## begin

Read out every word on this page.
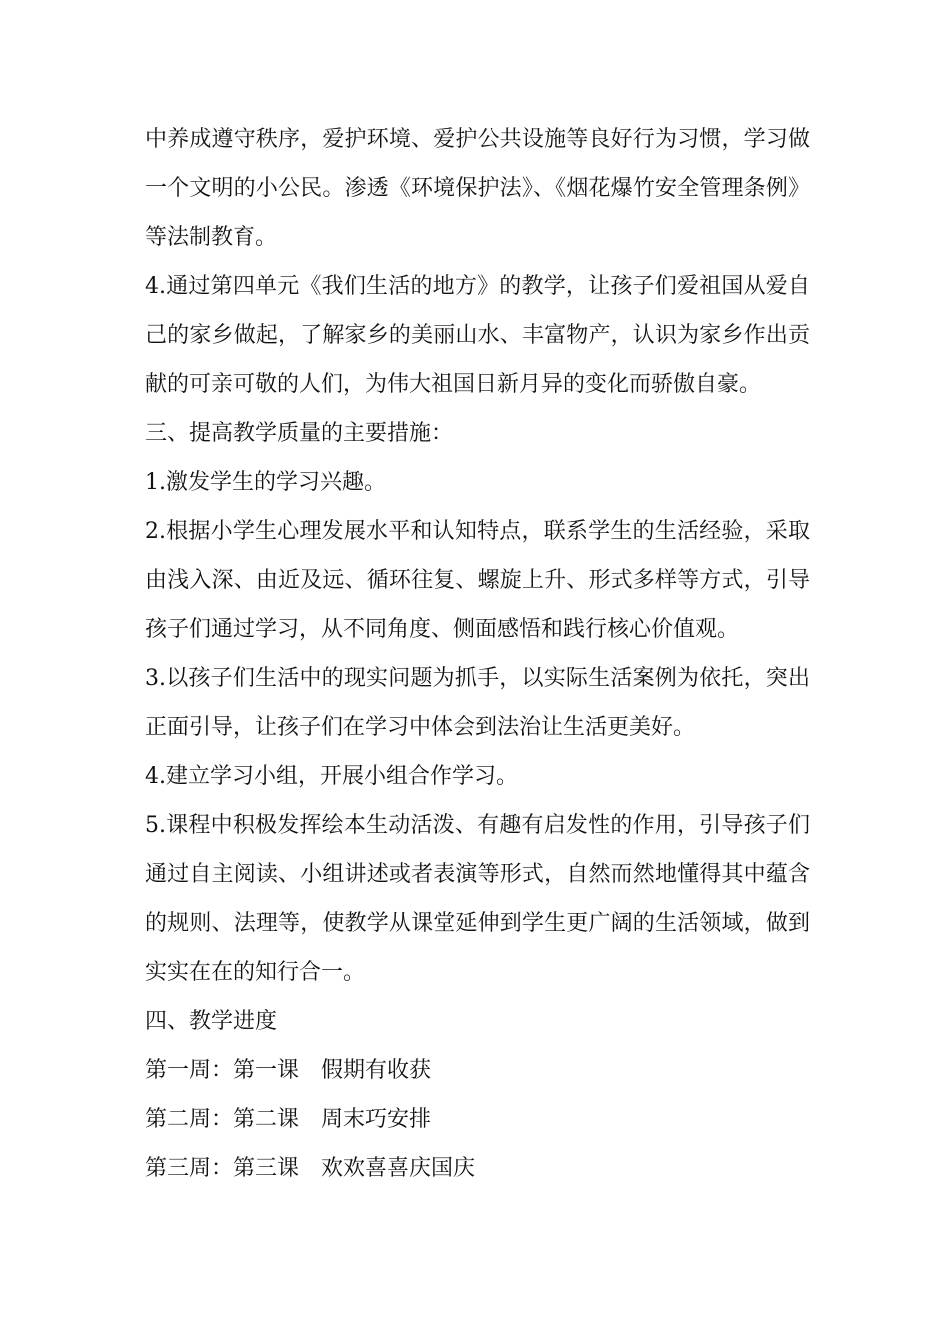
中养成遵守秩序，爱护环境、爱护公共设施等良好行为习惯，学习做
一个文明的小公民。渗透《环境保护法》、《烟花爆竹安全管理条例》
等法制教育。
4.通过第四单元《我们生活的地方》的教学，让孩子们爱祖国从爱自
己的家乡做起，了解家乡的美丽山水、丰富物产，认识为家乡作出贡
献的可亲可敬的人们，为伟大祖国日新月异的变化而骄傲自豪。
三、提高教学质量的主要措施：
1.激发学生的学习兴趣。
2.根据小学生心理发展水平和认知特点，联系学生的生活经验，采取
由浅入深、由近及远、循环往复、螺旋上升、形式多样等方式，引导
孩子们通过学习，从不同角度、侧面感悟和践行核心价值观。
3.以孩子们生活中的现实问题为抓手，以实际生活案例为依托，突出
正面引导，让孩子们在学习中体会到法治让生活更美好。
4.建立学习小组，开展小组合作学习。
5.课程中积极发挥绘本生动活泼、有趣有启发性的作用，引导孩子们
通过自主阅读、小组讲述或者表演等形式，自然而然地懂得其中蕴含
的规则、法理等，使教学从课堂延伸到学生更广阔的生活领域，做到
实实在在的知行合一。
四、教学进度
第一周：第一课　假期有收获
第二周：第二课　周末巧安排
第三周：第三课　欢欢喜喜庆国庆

## end
## begin

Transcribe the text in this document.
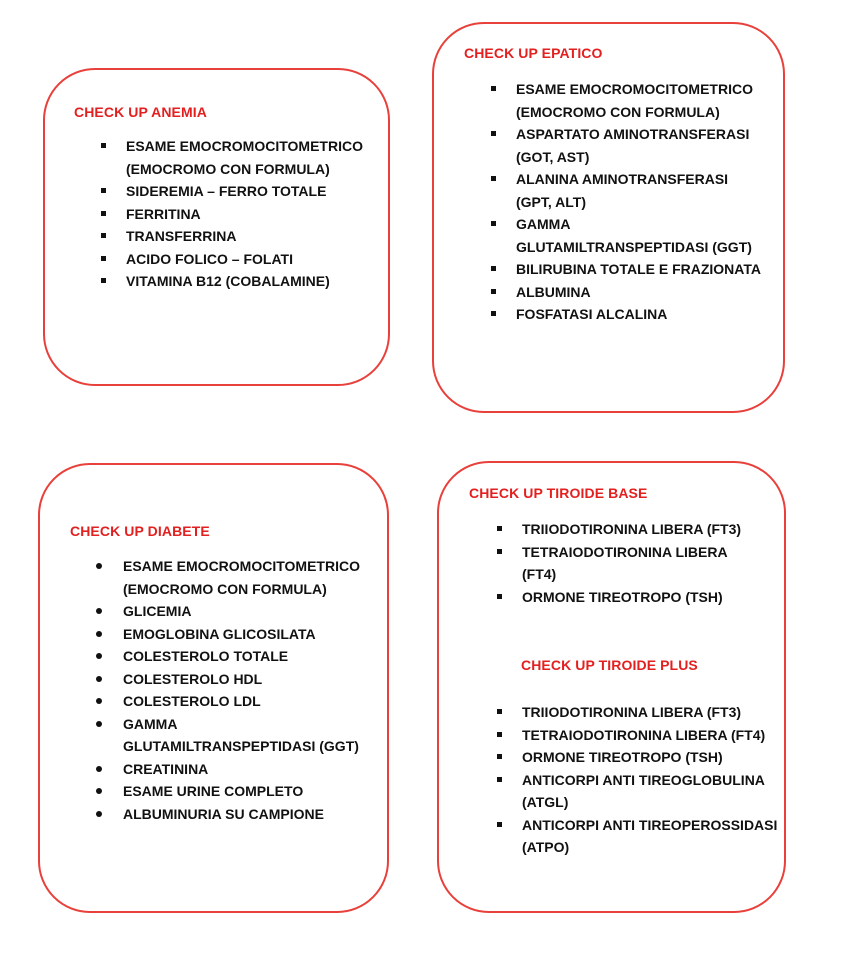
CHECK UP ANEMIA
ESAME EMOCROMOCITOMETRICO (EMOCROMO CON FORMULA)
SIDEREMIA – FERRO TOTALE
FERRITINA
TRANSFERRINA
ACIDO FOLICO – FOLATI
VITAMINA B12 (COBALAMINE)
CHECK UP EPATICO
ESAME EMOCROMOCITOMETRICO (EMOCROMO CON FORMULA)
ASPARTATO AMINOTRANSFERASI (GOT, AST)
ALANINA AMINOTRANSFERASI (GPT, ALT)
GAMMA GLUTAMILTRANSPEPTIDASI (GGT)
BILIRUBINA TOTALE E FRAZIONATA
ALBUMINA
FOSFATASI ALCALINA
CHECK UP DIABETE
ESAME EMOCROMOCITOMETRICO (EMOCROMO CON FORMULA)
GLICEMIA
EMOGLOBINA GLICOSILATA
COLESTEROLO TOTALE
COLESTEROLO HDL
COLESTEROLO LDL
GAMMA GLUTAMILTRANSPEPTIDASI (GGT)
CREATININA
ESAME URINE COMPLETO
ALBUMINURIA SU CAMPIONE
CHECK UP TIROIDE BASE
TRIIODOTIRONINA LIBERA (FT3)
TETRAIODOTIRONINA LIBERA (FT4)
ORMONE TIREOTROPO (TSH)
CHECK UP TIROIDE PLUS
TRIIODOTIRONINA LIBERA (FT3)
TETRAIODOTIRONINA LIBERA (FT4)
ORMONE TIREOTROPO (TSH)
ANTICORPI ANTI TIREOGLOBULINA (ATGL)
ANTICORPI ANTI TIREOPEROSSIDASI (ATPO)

## end

SET PROBLEM: Show all lines from the listing above in which "ANTICORPI" appears.

RIGHT ANSWER:
ANTICORPI ANTI TIREOGLOBULINA (ATGL)
ANTICORPI ANTI TIREOPEROSSIDASI (ATPO)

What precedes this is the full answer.